== Record list ==
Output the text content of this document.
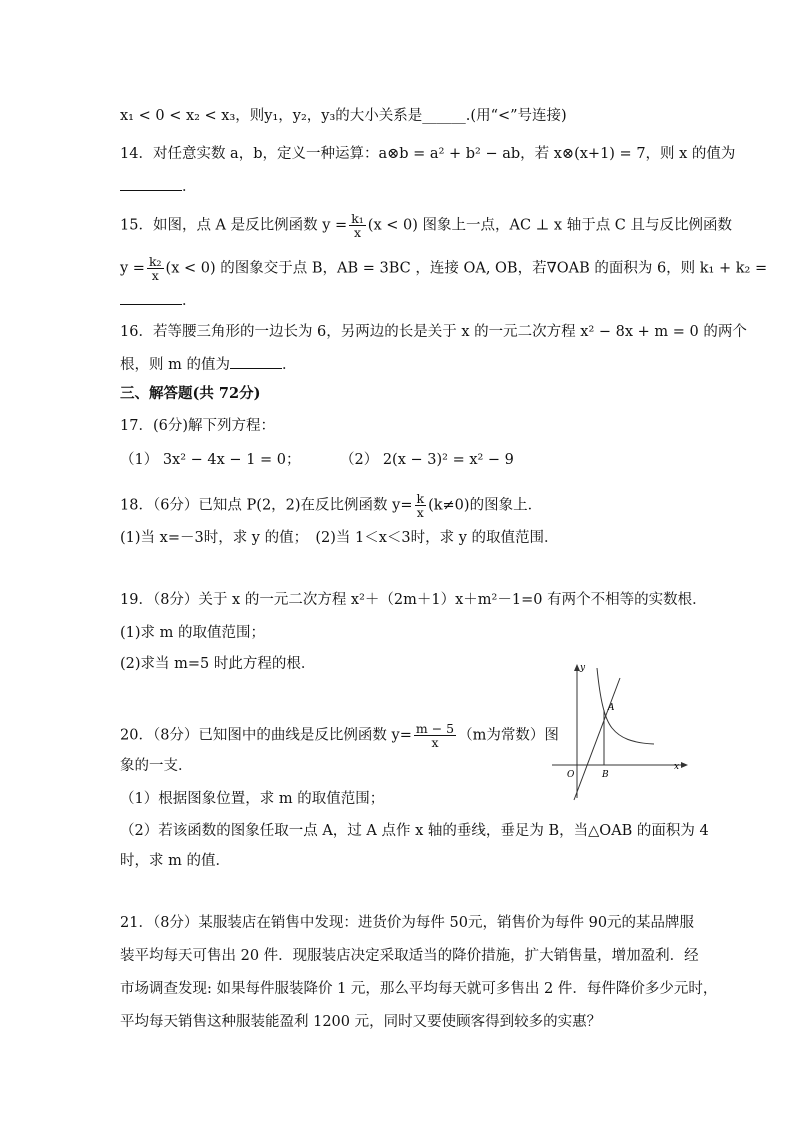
x₁ < 0 < x₂ < x₃，则y₁，y₂，y₃的大小关系是______.(用“<”号连接)
14．对任意实数 a，b，定义一种运算：a⊗b = a² + b² − ab，若 x⊗(x+1) = 7，则 x 的值为
．
15．如图，点 A 是反比例函数 $y = \frac{\text{k₁}}{x} (x < 0)$ 图象上一点，AC ⊥ x 轴于点 C 且与反比例函数
$y = \frac{\text{k₂}}{x} (x < 0)$ 的图象交于点 B，AB = 3BC ，连接 OA, OB，若∇OAB 的面积为 6，则 k₁ + k₂ =
．
16．若等腰三角形的一边长为 6，另两边的长是关于 x 的一元二次方程 x² − 8x + m = 0 的两个
根，则 m 的值为	．
三、解答题(共 72分)
17．(6分)解下列方程：
（1） 3x² − 4x − 1 = 0；	（2） 2(x − 3)² = x² − 9
18．（6分）已知点 P(2，2)在反比例函数 $y= \frac{k}{x} (k\ne 0)$的图象上．
(1)当 x=－3时，求 y 的值；　(2)当 1＜x＜3时，求 y 的取值范围．
19．（8分）关于 x 的一元二次方程 x²＋（2m＋1）x＋m²－1=0 有两个不相等的实数根．
(1)求 m 的取值范围；
(2)求当 m=5 时此方程的根．
20．（8分）已知图中的曲线是反比例函数 $y= \frac{m - 5}{x} (m$为常数）图
象的一支．
（1）根据图象位置，求 m 的取值范围；
（2）若该函数的图象任取一点 A，过 A 点作 x 轴的垂线，垂足为 B，当△OAB 的面积为 4
时，求 m 的值．
y
x
O
A
B
21．（8分）某服装店在销售中发现：进货价为每件 50元，销售价为每件 90元的某品牌服
装平均每天可售出 20 件．现服装店决定采取适当的降价措施，扩大销售量，增加盈利．经
市场调查发现: 如果每件服装降价 1 元，那么平均每天就可多售出 2 件．每件降价多少元时，
平均每天销售这种服装能盈利 1200 元，同时又要使顾客得到较多的实惠？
===
__Description of the task__
Find the count of lines in the data above where the string "frac" occurs. Provide that number alone.

__Completed exercise__
4